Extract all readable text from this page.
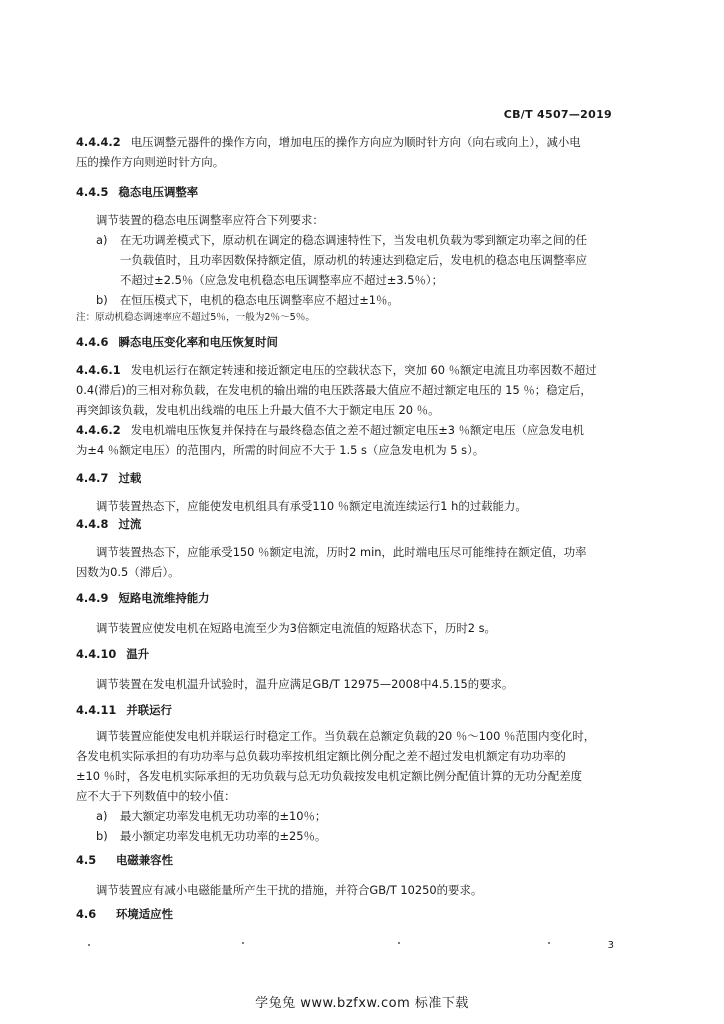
CB/T 4507—2019
4.4.4.2 电压调整元器件的操作方向，增加电压的操作方向应为顺时针方向（向右或向上），减小电
压的操作方向则逆时针方向。
4.4.5 稳态电压调整率
调节装置的稳态电压调整率应符合下列要求：
a) 在无功调差模式下，原动机在调定的稳态调速特性下，当发电机负载为零到额定功率之间的任
一负载值时，且功率因数保持额定值，原动机的转速达到稳定后，发电机的稳态电压调整率应
不超过±2.5％（应急发电机稳态电压调整率应不超过±3.5％）；
b) 在恒压模式下，电机的稳态电压调整率应不超过±1％。
注：原动机稳态调速率应不超过5％，一般为2％～5％。
4.4.6 瞬态电压变化率和电压恢复时间
4.4.6.1 发电机运行在额定转速和接近额定电压的空载状态下，突加 60 ％额定电流且功率因数不超过
0.4(滞后)的三相对称负载，在发电机的输出端的电压跌落最大值应不超过额定电压的 15 ％；稳定后，
再突卸该负载，发电机出线端的电压上升最大值不大于额定电压 20 ％。
4.4.6.2 发电机端电压恢复并保持在与最终稳态值之差不超过额定电压±3 ％额定电压（应急发电机
为±4 ％额定电压）的范围内，所需的时间应不大于 1.5 s（应急发电机为 5 s）。
4.4.7 过载
调节装置热态下，应能使发电机组具有承受110 ％额定电流连续运行1 h的过载能力。
4.4.8 过流
调节装置热态下，应能承受150 ％额定电流，历时2 min，此时端电压尽可能维持在额定值，功率
因数为0.5（滞后）。
4.4.9 短路电流维持能力
调节装置应使发电机在短路电流至少为3倍额定电流值的短路状态下，历时2 s。
4.4.10 温升
调节装置在发电机温升试验时，温升应满足GB/T 12975—2008中4.5.15的要求。
4.4.11 并联运行
调节装置应能使发电机并联运行时稳定工作。当负载在总额定负载的20 ％～100 ％范围内变化时，
各发电机实际承担的有功功率与总负载功率按机组定额比例分配之差不超过发电机额定有功功率的
±10 ％时，各发电机实际承担的无功负载与总无功负载按发电机定额比例分配值计算的无功分配差度
应不大于下列数值中的较小值：
a) 最大额定功率发电机无功功率的±10％；
b) 最小额定功率发电机无功功率的±25％。
4.5 电磁兼容性
调节装置应有减小电磁能量所产生干扰的措施，并符合GB/T 10250的要求。
4.6 环境适应性
3
学兔兔 www.bzfxw.com 标准下载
○ ○ ○
**Your task:** Looking at the data above, show all lines where the word "调节装置热态下" occurs.

**Result of the exercise:**
调节装置热态下，应能使发电机组具有承受110 ％额定电流连续运行1 h的过载能力。
调节装置热态下，应能承受150 ％额定电流，历时2 min，此时端电压尽可能维持在额定值，功率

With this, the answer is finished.